TASK DESCRIPTION:
Identify the lines containing the word "解答本题的关键是明确题意". Copy each one.

# # # # #

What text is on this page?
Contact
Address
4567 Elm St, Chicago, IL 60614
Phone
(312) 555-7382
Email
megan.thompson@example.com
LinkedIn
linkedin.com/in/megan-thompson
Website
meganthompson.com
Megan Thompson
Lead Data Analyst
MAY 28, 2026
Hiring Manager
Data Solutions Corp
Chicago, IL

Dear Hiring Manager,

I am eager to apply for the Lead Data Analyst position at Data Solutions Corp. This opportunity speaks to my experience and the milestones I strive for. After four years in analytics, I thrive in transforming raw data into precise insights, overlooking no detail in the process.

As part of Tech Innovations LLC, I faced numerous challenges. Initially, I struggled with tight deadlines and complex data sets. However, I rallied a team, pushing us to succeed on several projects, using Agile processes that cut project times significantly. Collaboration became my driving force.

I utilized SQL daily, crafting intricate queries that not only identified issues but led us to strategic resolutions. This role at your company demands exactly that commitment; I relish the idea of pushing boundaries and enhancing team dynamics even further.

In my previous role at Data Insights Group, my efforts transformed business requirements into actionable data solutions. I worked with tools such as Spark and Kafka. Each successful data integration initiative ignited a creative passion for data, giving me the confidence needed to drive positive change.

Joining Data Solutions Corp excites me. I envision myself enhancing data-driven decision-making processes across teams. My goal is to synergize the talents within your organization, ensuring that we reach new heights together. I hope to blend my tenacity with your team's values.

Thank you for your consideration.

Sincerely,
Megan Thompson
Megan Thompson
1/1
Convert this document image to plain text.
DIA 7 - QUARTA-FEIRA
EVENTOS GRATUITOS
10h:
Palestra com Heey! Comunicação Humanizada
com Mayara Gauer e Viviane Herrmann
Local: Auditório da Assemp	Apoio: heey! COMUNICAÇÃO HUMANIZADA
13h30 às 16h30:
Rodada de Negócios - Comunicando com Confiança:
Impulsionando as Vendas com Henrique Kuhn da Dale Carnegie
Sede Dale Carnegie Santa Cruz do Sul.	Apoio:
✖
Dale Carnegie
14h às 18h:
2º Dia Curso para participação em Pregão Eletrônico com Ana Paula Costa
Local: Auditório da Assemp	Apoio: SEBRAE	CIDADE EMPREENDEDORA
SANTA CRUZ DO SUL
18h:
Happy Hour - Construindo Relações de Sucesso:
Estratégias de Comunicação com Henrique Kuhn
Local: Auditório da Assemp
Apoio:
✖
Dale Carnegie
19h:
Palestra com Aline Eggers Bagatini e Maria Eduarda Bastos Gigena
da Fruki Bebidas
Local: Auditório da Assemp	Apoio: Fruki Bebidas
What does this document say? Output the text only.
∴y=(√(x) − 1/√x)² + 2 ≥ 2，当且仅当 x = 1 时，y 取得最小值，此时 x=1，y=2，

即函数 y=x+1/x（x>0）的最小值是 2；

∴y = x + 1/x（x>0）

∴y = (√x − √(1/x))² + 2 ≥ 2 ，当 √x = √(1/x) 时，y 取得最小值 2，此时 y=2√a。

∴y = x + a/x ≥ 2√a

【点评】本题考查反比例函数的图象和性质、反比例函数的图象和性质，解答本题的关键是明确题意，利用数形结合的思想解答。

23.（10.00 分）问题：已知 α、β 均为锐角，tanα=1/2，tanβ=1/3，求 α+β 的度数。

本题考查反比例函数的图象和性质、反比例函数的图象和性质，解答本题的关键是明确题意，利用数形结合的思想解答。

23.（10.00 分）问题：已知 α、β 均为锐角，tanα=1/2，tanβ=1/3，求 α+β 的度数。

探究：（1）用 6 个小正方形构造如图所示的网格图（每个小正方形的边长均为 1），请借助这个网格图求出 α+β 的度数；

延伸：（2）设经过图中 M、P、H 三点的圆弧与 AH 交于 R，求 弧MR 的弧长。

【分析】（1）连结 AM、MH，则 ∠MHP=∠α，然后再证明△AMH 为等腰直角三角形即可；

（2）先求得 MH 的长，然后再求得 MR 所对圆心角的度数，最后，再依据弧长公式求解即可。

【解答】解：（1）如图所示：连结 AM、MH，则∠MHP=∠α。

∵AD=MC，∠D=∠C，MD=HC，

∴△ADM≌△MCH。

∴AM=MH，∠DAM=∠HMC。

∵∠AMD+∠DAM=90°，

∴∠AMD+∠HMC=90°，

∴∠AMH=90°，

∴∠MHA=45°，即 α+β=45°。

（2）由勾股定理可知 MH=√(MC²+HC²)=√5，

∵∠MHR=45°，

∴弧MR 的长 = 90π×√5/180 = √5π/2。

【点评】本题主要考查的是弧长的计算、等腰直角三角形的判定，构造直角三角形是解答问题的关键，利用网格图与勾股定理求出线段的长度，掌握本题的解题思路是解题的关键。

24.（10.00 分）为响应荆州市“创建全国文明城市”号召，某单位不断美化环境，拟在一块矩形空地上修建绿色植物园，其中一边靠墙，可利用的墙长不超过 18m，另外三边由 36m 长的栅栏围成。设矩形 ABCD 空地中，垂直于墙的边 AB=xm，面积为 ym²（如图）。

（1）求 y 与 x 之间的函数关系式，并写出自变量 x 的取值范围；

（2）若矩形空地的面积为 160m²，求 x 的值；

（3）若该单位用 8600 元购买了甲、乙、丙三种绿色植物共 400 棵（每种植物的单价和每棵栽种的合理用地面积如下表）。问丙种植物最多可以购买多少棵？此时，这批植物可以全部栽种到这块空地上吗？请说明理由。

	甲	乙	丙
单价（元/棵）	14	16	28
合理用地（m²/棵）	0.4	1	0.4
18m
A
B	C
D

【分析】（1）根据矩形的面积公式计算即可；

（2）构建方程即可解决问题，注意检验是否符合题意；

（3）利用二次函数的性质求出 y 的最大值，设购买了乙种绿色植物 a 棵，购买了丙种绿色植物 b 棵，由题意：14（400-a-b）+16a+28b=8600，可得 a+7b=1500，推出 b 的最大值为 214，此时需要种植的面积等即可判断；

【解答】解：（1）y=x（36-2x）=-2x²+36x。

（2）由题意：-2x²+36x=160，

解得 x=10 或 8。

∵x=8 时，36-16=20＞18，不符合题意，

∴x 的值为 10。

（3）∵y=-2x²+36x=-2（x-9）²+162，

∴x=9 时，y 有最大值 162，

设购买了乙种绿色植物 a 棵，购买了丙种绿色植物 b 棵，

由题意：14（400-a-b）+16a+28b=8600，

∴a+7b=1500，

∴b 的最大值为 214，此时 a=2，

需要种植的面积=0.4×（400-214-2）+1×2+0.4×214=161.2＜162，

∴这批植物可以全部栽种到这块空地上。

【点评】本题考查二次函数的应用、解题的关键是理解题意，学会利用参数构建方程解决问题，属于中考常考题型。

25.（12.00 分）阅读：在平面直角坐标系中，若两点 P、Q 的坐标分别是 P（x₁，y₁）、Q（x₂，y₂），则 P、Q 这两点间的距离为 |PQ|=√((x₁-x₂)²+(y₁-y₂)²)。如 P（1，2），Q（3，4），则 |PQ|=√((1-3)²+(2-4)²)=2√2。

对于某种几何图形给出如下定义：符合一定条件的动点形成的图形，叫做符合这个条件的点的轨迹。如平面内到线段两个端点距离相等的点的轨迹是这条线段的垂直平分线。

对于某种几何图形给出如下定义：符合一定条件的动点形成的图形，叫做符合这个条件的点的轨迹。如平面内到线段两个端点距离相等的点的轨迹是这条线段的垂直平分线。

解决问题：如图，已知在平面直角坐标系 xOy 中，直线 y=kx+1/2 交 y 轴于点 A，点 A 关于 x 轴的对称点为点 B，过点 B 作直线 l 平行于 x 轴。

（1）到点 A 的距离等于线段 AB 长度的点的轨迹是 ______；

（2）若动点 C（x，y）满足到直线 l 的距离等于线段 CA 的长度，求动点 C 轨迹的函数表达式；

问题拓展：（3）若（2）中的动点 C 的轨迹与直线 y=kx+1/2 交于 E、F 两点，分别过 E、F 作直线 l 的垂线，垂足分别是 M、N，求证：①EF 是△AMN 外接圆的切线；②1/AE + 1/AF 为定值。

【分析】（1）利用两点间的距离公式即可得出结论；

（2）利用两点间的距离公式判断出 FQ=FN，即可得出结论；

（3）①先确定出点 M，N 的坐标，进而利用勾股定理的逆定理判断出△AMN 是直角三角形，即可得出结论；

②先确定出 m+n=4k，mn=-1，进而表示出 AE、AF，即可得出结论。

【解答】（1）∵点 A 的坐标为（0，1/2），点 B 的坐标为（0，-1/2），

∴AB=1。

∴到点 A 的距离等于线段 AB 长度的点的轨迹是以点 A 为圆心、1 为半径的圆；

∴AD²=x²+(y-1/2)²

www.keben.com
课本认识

# # # # #

ANSWER TO THIS PROBLEM:
【点评】本题考查反比例函数的图象和性质、反比例函数的图象和性质，解答本题的关键是明确题意，利用数形结合的思想解答。
本题考查反比例函数的图象和性质、反比例函数的图象和性质，解答本题的关键是明确题意，利用数形结合的思想解答。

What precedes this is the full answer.